Bring together all lines of the material below that contain the string "Investments".

━━━ DATA ROWS

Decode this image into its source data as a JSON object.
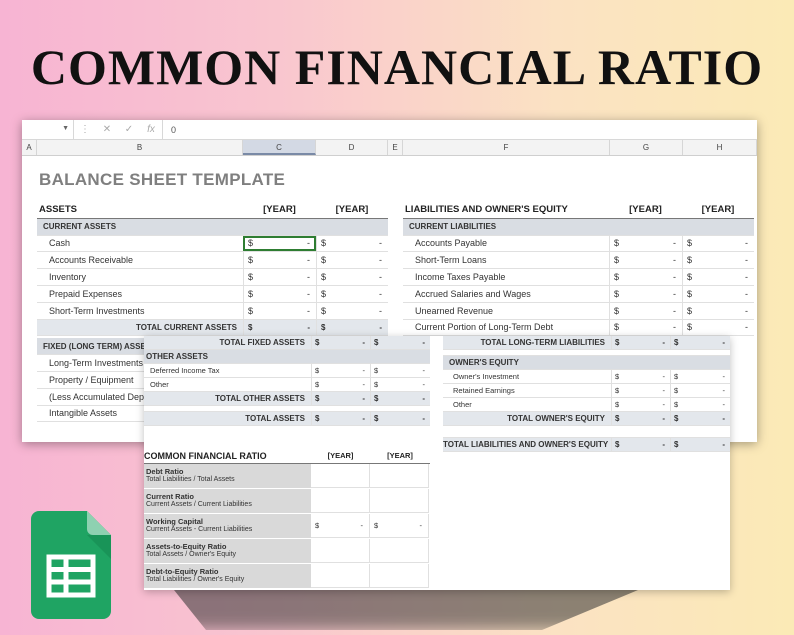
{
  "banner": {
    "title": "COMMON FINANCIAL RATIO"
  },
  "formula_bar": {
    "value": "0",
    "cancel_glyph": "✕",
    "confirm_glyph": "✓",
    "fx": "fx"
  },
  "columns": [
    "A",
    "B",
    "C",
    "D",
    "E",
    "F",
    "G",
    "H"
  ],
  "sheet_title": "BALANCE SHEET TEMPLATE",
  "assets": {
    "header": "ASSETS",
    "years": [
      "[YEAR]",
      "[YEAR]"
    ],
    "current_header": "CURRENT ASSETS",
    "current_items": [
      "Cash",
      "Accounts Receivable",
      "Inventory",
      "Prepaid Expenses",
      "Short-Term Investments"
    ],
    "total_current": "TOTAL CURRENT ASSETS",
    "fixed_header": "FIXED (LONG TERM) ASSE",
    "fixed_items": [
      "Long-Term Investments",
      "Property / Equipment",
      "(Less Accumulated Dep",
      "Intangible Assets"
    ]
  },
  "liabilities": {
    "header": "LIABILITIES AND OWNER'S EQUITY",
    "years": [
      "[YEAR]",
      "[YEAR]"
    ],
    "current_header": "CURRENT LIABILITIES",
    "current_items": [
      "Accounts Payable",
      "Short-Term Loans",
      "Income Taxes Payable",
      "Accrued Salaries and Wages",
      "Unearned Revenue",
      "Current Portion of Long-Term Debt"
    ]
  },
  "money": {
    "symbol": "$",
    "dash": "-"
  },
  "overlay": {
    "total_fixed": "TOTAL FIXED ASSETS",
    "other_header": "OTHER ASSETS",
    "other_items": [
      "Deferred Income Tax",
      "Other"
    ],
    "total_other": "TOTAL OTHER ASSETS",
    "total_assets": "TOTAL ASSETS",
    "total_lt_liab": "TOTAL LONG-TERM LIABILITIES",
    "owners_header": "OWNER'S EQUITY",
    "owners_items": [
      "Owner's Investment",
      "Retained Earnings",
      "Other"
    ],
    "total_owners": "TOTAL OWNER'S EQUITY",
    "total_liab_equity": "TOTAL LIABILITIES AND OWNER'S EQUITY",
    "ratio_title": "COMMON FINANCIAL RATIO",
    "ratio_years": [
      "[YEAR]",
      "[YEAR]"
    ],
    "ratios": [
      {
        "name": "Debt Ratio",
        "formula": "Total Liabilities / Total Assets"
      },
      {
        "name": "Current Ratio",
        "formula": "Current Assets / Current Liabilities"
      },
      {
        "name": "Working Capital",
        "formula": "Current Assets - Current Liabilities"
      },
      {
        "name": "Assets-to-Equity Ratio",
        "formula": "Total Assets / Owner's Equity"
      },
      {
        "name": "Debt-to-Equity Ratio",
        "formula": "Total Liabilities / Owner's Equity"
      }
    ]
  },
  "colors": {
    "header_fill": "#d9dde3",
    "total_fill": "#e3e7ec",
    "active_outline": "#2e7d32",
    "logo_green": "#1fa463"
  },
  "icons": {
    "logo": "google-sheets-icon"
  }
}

━━━━━━

COMPLETED EXERCISE:
      "Short-Term Investments"
      "Long-Term Investments",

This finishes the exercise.